• **Directive**
Retype the rows verbatim, from the first line through the line that contains "- x-tick-label: 40: [303, 337, 317, 350]", including that line.

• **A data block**
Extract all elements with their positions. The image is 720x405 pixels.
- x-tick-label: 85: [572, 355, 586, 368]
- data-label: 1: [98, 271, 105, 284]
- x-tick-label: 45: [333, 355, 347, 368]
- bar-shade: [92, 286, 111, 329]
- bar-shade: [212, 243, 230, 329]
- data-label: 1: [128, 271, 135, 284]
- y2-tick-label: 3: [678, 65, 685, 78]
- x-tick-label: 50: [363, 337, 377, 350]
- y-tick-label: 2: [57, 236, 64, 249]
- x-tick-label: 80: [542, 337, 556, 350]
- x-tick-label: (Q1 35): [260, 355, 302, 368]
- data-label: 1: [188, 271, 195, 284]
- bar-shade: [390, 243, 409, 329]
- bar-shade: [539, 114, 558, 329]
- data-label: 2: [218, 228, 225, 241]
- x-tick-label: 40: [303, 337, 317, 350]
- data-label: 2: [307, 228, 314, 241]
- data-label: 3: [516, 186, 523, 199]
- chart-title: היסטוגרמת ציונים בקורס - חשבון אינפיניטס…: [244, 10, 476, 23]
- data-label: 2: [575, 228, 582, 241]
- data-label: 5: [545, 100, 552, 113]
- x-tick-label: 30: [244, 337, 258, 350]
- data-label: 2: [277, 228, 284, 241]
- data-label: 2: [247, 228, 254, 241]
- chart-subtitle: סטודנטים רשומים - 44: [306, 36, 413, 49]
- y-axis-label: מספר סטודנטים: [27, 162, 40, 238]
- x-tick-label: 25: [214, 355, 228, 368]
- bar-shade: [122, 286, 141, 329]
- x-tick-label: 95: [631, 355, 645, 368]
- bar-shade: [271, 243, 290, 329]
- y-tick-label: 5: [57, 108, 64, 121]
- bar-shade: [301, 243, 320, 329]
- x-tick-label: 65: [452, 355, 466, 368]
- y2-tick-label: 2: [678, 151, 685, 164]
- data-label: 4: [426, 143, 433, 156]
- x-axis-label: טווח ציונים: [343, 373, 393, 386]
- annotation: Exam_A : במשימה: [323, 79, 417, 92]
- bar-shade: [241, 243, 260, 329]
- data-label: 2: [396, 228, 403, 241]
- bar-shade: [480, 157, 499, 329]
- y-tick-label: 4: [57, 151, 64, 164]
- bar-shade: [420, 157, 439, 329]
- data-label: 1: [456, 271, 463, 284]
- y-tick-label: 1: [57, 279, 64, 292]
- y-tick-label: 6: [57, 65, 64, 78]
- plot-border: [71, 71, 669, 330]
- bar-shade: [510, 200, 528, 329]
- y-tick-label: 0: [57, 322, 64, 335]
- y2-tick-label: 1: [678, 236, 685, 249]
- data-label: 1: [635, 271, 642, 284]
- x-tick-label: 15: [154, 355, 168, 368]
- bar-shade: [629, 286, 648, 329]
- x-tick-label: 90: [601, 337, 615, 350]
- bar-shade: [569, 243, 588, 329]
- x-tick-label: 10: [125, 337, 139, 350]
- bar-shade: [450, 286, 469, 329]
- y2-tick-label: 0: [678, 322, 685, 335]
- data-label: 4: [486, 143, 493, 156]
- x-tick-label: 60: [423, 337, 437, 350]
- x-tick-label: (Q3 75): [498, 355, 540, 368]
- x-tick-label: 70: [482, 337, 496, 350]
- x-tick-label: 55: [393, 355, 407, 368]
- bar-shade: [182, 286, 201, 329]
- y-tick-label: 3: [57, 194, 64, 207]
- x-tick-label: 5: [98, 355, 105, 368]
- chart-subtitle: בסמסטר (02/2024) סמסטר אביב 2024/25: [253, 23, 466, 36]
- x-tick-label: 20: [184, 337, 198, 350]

• **Output for this exercise**
Extract all elements with their positions. The image is 720x405 pixels.
- x-tick-label: 85: [572, 355, 586, 368]
- data-label: 1: [98, 271, 105, 284]
- x-tick-label: 45: [333, 355, 347, 368]
- bar-shade: [92, 286, 111, 329]
- bar-shade: [212, 243, 230, 329]
- data-label: 1: [128, 271, 135, 284]
- y2-tick-label: 3: [678, 65, 685, 78]
- x-tick-label: 50: [363, 337, 377, 350]
- y-tick-label: 2: [57, 236, 64, 249]
- x-tick-label: 80: [542, 337, 556, 350]
- x-tick-label: (Q1 35): [260, 355, 302, 368]
- data-label: 1: [188, 271, 195, 284]
- bar-shade: [390, 243, 409, 329]
- bar-shade: [539, 114, 558, 329]
- data-label: 2: [218, 228, 225, 241]
- x-tick-label: 40: [303, 337, 317, 350]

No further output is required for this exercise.